### Description of the task
Copy out each line of the material in which the word "this" appears.
--- START ---
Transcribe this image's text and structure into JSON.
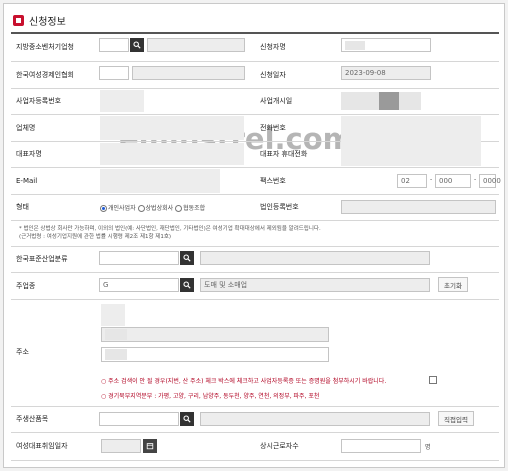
{
  "section": {
    "title": "신청정보"
  },
  "watermark": "eminstrel.com",
  "rows": {
    "r1": {
      "label_left": "지방중소벤처기업청",
      "label_right": "신청자명"
    },
    "r2": {
      "label_left": "한국여성경제인협회",
      "label_right": "신청일자",
      "date_value": "2023-09-08"
    },
    "r3": {
      "label_left": "사업자등록번호",
      "label_right": "사업개시일"
    },
    "r4": {
      "label_left": "업체명",
      "label_right": "전화번호"
    },
    "r5": {
      "label_left": "대표자명",
      "label_right": "대표자 휴대전화"
    },
    "r6": {
      "label_left": "E-Mail",
      "label_right": "팩스번호",
      "fax1": "02",
      "fax2": "000",
      "fax3": "0000",
      "dash": "-"
    },
    "r7": {
      "label_left": "형태",
      "label_right": "법인등록번호",
      "options": [
        "개인사업자",
        "상법상회사",
        "협동조합"
      ],
      "selected": "개인사업자"
    }
  },
  "notes": {
    "line1": "* 법인은 상법상 회사만 가능하며, 이외의 법인(예: 사단법인, 재단법인, 기타법인)은 여성기업 확대대상에서 제외됨을 알려드립니다.",
    "line2": "(근거법령 : 여성기업지원에 관한 법률 시행령 제2조 제1항 제1호)"
  },
  "industry": {
    "label": "한국표준산업분류"
  },
  "main_business": {
    "label": "주업종",
    "code": "G",
    "name": "도매 및 소매업",
    "reset_label": "초기화"
  },
  "address": {
    "label": "주소",
    "note1": "○ 주소 검색이 안 될 경우(지번, 산 주소) 체크 박스에 체크하고 사업자등록증 또는 증명원을 첨부하시기 바랍니다.",
    "note2": "○ 경기북부지역분부 : 가평, 고양, 구리, 남양주, 동두천, 양주, 연천, 의정부, 파주, 포천"
  },
  "product": {
    "label": "주생산품목",
    "direct_label": "직접입력"
  },
  "ceo_date": {
    "label": "여성대표취임일자"
  },
  "employees": {
    "label": "상시근로자수",
    "unit": "명"
  },
  "icons": {
    "search": "search-icon",
    "calendar": "calendar-icon",
    "section": "section-square-icon"
  },
  "colors": {
    "accent": "#c8102e",
    "button_dark": "#333333",
    "note_red": "#b00020"
  }
}
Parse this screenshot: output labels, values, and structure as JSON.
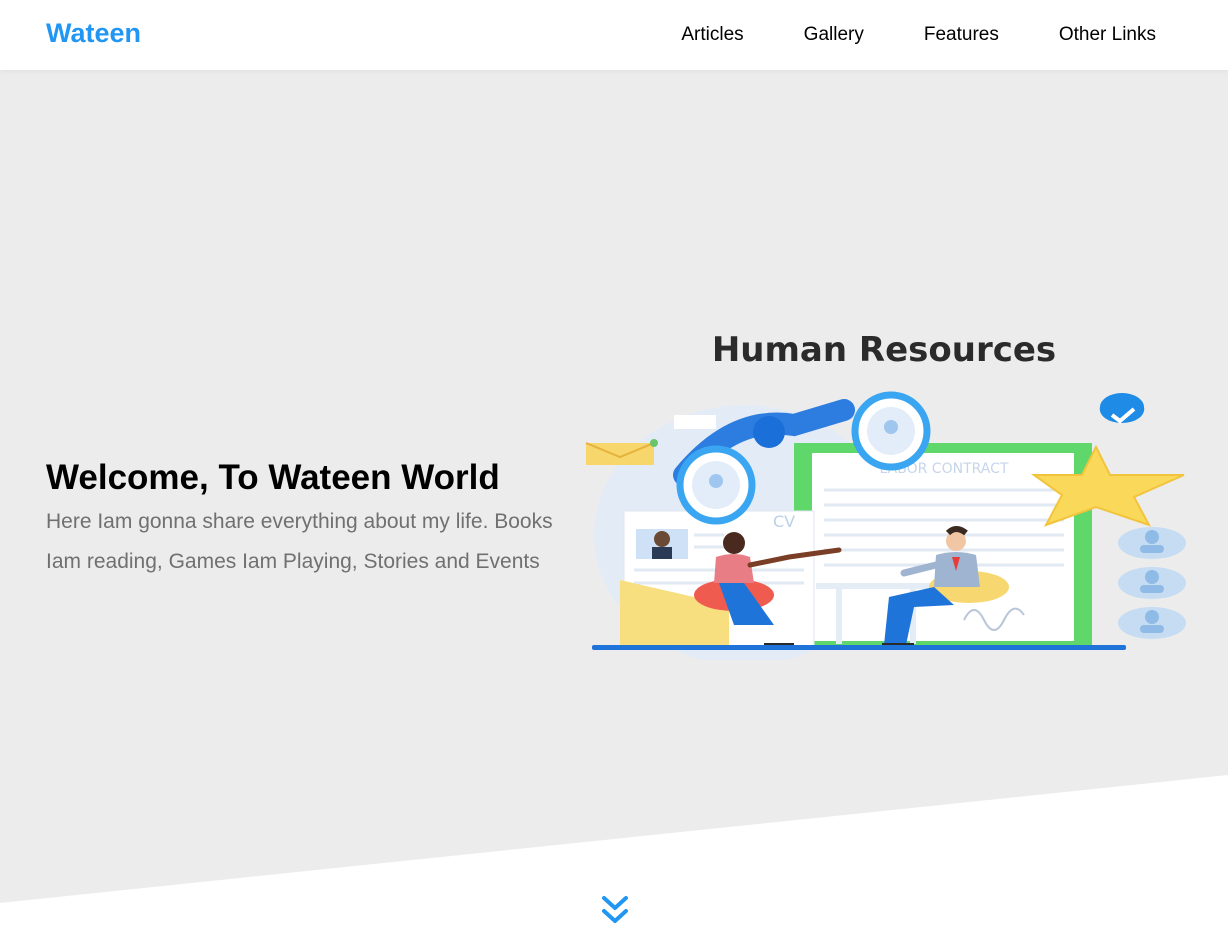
{
  "header": {
    "logo": "Wateen",
    "nav": [
      {
        "label": "Articles"
      },
      {
        "label": "Gallery"
      },
      {
        "label": "Features"
      },
      {
        "label": "Other Links"
      }
    ]
  },
  "hero": {
    "title": "Welcome, To Wateen World",
    "description": "Here Iam gonna share everything about my life. Books Iam reading, Games Iam Playing, Stories and Events",
    "illustration": {
      "heading": "Human Resources",
      "contract_label": "LABOR CONTRACT",
      "cv_label": "CV"
    }
  },
  "colors": {
    "brand": "#2196f3",
    "hero_background": "#ececec"
  },
  "icons": {
    "scroll": "double-chevron-down-icon"
  }
}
--- END ---
### Answer to the exercise
Transcribe this image's text and structure into JSON.
Parse this screenshot: output labels, values, and structure as JSON.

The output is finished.